- [WRITTEN EXERCISE]: Of all the lines in the records, how many hold the word "žervé"? Answer with the number only.
^^^^^^^^
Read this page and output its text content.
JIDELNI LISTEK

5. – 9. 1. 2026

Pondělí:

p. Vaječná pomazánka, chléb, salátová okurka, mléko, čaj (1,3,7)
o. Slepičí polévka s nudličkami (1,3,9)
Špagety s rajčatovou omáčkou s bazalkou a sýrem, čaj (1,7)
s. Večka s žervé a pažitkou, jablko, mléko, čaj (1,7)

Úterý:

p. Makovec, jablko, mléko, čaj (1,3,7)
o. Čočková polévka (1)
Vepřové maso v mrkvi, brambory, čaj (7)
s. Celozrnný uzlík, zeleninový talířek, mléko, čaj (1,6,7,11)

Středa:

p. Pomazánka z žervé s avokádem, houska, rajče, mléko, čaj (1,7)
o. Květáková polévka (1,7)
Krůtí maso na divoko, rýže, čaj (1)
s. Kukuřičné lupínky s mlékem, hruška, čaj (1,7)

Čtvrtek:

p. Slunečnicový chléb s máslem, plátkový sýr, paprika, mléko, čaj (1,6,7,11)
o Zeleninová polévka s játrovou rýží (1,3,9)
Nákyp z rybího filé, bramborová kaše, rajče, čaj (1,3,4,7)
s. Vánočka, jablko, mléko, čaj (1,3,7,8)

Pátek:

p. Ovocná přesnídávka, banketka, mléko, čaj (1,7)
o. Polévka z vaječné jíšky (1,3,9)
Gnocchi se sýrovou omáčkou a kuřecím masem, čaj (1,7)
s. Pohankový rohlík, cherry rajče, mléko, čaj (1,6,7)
^^^^^^^^
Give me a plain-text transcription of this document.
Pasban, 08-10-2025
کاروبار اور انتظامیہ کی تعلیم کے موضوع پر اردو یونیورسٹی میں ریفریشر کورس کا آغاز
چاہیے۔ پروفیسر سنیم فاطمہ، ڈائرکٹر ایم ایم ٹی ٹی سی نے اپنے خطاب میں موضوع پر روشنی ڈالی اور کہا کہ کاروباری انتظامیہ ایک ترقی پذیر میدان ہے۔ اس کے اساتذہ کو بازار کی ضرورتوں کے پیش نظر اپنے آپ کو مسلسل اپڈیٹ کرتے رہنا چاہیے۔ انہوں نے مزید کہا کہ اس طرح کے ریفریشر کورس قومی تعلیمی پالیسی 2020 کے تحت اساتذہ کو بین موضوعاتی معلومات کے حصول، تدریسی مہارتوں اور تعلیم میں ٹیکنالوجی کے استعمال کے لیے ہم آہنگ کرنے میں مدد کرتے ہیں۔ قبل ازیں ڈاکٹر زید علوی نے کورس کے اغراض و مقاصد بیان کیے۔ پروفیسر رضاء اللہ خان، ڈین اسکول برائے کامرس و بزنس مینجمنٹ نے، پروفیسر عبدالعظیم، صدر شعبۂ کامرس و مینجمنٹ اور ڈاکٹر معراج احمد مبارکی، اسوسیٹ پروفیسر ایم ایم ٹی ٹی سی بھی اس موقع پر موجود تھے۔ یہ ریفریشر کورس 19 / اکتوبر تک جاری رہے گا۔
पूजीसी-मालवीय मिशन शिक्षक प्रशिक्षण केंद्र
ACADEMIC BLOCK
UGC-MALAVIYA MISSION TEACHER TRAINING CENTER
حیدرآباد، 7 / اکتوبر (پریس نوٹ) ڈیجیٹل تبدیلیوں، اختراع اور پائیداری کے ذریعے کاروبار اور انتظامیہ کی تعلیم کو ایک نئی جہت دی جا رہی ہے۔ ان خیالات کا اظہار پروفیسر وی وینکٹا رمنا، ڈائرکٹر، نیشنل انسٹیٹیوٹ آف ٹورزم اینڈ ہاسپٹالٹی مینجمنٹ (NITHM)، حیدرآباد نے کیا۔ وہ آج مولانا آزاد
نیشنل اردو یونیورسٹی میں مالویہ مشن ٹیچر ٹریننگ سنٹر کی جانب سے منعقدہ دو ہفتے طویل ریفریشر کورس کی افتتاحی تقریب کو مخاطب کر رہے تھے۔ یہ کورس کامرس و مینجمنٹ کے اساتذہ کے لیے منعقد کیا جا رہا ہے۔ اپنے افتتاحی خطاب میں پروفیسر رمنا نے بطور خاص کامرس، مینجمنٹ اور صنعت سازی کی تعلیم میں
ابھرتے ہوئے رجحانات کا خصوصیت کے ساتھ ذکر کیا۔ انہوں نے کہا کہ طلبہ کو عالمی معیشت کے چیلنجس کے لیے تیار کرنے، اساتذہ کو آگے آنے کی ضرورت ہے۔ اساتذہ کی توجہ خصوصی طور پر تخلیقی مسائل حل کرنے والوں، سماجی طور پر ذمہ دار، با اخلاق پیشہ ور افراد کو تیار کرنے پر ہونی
^^^^^^^^
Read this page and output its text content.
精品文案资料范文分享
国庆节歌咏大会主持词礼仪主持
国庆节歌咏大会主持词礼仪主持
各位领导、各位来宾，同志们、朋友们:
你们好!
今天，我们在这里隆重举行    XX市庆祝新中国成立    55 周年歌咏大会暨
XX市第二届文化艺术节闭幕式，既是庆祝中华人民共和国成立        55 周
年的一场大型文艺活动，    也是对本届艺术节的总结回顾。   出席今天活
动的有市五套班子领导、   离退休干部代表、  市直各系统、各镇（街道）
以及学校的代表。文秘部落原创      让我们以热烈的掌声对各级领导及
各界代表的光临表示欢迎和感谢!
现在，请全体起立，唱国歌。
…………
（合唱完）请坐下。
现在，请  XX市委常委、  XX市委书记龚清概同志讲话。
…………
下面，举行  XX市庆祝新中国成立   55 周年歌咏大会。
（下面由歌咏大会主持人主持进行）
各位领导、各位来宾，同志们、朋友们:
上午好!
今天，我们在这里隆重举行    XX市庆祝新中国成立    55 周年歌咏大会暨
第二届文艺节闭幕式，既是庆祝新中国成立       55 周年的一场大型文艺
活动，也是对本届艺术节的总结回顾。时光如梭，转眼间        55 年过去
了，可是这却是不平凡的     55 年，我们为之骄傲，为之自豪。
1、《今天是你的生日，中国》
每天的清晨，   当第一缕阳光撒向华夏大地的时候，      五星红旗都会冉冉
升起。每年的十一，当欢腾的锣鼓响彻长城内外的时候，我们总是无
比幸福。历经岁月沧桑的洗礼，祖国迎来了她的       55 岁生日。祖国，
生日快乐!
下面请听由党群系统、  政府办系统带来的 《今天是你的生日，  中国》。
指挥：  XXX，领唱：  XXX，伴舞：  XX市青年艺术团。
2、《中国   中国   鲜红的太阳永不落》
^^^^^^^^
- [TASK RESPONSE]: 2